### Record excerpts

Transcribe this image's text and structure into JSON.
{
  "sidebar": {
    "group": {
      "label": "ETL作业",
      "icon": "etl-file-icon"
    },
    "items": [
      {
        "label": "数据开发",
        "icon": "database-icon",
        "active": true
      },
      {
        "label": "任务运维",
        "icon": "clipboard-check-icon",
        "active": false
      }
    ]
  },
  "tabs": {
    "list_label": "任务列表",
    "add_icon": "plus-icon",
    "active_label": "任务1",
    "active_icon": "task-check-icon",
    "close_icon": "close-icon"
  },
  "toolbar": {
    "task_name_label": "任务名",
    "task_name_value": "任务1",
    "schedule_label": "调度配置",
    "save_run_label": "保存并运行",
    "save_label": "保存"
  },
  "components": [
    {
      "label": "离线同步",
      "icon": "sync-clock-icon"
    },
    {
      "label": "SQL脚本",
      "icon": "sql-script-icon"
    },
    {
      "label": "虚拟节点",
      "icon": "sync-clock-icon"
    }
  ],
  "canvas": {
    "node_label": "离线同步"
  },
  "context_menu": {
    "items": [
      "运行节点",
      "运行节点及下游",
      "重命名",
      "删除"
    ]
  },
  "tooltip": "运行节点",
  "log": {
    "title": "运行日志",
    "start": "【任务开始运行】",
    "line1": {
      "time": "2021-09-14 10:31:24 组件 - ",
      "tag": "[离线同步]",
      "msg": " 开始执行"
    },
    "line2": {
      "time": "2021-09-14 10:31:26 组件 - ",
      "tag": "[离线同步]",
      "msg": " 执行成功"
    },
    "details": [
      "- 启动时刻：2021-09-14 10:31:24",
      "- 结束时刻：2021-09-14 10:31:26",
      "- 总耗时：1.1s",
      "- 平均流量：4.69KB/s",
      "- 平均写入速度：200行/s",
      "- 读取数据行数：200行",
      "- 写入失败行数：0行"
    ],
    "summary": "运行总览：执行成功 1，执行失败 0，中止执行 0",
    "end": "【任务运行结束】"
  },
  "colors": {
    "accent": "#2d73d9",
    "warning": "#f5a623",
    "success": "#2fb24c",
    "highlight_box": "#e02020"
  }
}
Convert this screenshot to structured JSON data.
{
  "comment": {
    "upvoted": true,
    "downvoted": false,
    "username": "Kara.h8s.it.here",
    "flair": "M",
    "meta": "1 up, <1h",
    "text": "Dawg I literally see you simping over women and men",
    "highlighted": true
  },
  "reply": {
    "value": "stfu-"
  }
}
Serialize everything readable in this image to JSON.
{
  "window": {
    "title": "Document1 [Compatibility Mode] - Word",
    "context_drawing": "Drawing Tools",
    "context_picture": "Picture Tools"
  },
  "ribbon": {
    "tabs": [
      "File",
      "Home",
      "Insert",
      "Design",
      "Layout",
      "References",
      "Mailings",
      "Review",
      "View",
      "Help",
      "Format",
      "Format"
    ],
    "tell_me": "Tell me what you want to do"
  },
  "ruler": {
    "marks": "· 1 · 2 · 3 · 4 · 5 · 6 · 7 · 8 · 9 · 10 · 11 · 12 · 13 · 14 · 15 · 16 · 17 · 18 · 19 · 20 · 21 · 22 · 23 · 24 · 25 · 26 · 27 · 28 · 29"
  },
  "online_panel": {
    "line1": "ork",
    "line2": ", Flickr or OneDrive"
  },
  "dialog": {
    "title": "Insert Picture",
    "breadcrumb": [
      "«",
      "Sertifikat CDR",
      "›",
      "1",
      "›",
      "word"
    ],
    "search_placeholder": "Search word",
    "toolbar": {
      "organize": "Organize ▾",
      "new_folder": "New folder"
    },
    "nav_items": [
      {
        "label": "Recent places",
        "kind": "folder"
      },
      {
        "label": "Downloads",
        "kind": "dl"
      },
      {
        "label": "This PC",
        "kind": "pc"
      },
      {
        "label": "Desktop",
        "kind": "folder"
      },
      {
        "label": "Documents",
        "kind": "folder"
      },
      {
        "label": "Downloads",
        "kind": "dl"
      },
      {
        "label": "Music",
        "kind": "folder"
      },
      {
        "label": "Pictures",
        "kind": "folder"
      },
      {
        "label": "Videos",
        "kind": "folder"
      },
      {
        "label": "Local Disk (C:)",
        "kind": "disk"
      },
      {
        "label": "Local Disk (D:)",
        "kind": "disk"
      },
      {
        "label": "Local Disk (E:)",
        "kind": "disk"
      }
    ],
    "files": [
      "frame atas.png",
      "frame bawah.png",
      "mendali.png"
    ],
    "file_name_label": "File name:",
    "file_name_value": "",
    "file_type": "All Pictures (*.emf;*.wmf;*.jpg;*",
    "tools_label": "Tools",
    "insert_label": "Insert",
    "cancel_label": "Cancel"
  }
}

* * *

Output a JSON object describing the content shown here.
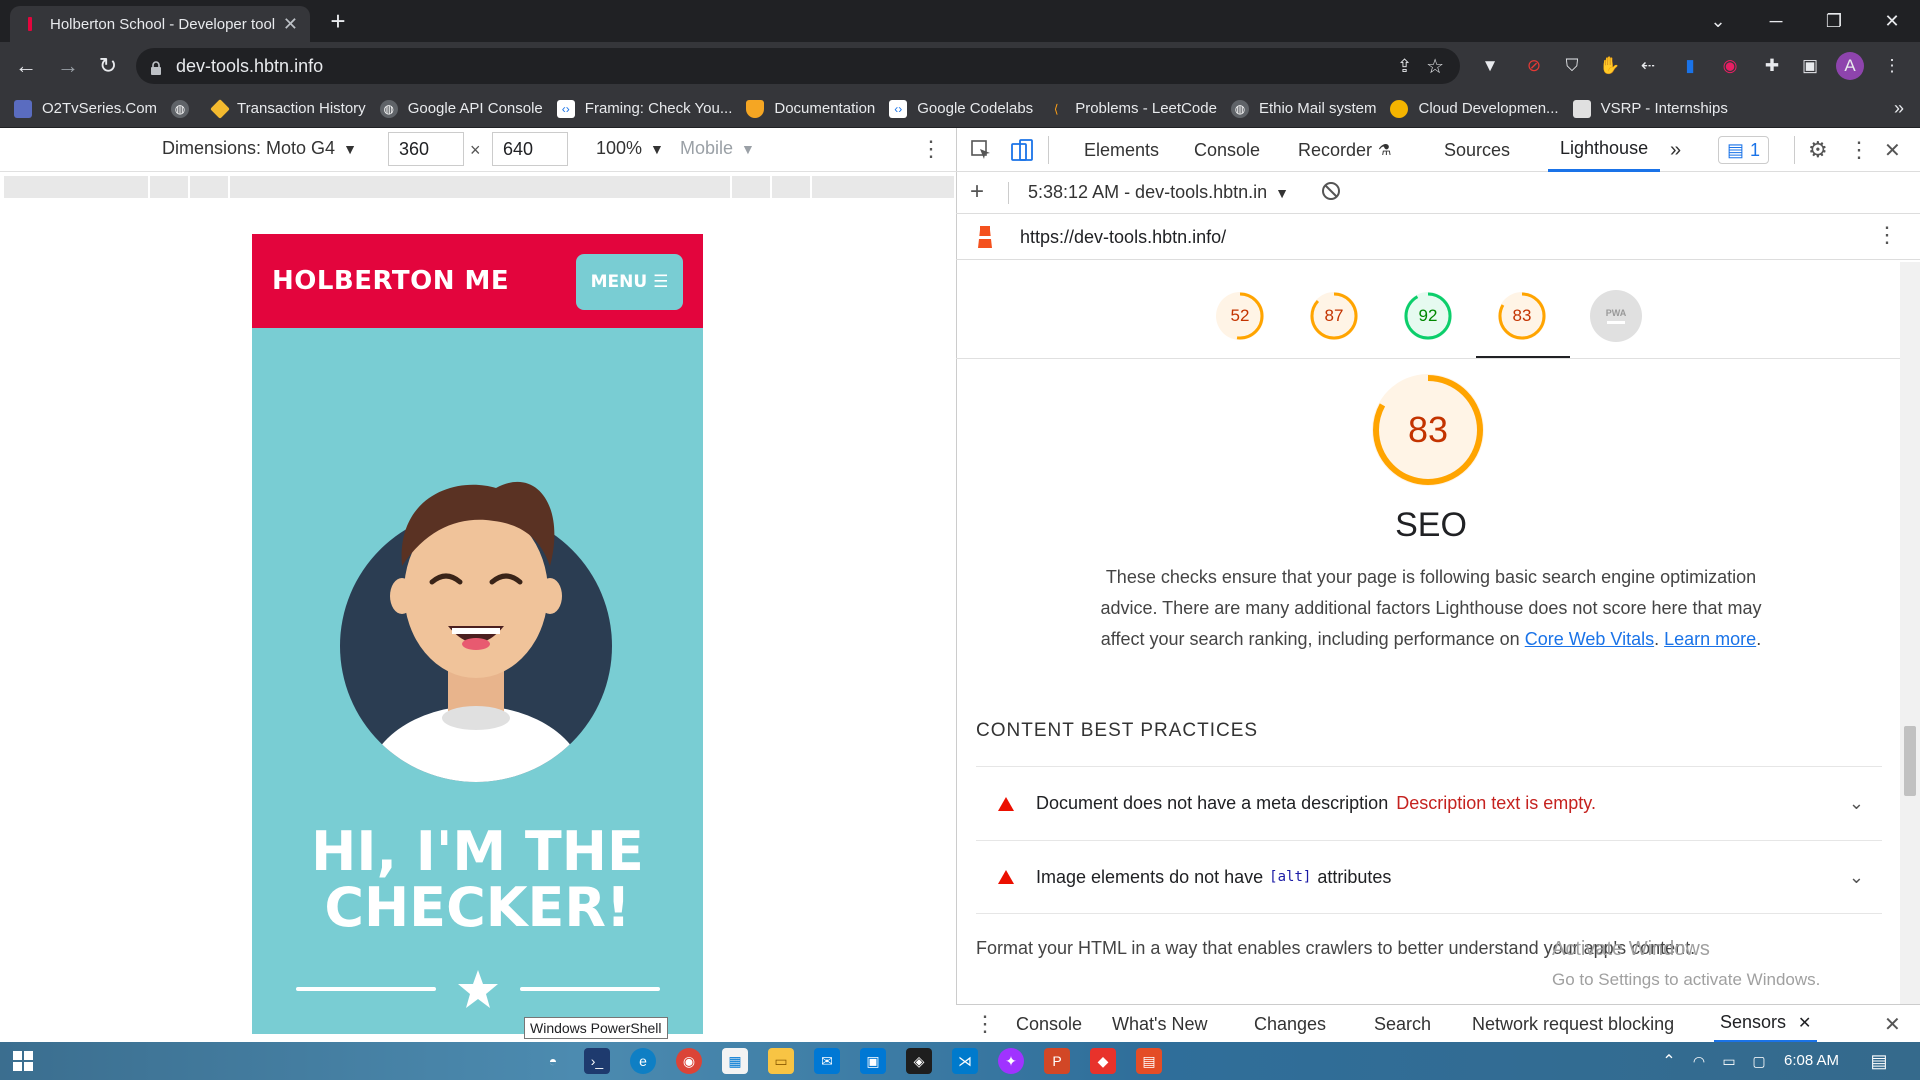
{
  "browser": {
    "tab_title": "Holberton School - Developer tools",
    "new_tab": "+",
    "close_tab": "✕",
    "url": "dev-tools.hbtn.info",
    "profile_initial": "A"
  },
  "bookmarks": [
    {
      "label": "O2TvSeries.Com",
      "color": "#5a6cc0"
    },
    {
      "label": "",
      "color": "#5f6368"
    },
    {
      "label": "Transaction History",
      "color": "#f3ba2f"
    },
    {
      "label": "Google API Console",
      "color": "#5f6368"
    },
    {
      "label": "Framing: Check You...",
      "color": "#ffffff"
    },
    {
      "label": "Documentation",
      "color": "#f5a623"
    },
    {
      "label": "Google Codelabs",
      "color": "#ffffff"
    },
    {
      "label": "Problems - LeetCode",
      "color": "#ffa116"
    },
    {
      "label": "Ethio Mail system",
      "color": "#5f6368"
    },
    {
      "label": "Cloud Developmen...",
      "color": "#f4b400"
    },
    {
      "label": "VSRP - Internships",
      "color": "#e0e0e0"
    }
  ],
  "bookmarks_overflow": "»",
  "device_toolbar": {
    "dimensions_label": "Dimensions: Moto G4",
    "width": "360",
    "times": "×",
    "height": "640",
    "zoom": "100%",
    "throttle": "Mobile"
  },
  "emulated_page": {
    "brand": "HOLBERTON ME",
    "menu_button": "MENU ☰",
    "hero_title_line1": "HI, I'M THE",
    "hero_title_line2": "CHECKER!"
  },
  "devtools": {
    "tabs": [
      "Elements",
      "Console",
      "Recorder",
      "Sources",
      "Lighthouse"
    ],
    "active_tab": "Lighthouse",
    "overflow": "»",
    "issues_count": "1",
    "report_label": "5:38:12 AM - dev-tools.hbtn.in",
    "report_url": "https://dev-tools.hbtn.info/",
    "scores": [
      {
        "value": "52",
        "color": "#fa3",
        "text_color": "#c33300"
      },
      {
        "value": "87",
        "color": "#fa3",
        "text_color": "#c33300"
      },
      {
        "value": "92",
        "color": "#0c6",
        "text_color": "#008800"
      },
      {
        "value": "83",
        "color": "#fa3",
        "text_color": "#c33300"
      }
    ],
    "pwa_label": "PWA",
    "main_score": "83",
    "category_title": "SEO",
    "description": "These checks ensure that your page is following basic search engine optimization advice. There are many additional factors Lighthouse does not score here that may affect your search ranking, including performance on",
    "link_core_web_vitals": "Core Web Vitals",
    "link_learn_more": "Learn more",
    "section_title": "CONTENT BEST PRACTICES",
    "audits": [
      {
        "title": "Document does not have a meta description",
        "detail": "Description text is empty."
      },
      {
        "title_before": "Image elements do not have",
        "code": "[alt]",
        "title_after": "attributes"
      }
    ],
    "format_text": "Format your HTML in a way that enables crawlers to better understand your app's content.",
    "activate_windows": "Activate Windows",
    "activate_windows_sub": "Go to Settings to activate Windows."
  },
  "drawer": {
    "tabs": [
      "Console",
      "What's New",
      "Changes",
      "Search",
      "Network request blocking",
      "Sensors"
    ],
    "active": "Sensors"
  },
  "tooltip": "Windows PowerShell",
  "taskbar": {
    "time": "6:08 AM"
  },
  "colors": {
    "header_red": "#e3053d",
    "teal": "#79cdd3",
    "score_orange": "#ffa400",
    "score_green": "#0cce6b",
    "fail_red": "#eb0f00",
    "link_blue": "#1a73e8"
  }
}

==

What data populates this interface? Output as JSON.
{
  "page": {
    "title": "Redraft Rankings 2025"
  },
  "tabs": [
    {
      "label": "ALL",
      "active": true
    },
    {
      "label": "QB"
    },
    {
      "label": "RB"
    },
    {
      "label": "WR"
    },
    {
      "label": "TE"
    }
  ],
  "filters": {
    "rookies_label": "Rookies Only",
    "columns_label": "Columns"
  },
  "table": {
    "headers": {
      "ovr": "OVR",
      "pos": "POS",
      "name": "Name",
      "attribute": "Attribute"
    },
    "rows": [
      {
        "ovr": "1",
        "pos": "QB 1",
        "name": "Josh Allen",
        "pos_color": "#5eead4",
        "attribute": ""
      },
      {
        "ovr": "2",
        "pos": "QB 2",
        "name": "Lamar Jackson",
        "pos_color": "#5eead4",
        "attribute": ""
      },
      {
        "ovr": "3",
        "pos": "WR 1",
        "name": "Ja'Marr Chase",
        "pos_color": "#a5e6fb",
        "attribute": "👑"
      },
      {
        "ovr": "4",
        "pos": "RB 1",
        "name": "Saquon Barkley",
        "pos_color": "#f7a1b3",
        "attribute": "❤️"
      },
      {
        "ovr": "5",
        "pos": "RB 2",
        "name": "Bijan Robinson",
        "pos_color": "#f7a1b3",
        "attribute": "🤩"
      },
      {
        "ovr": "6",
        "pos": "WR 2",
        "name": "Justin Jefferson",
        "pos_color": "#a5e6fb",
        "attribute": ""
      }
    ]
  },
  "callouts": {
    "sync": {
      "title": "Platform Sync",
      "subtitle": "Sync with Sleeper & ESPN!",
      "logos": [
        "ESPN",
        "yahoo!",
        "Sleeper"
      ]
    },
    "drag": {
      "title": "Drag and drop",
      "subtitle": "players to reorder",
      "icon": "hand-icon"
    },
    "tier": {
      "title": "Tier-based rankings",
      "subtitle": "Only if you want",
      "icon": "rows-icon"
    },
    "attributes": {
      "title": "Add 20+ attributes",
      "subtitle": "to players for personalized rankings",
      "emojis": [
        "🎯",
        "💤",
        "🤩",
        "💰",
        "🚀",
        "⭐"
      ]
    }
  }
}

### Work instructions
Identify every line above with the string "Insert" in it. Copy those lines.

### The output
      "Insert",
    "title": "Insert Picture",
    "insert_label": "Insert",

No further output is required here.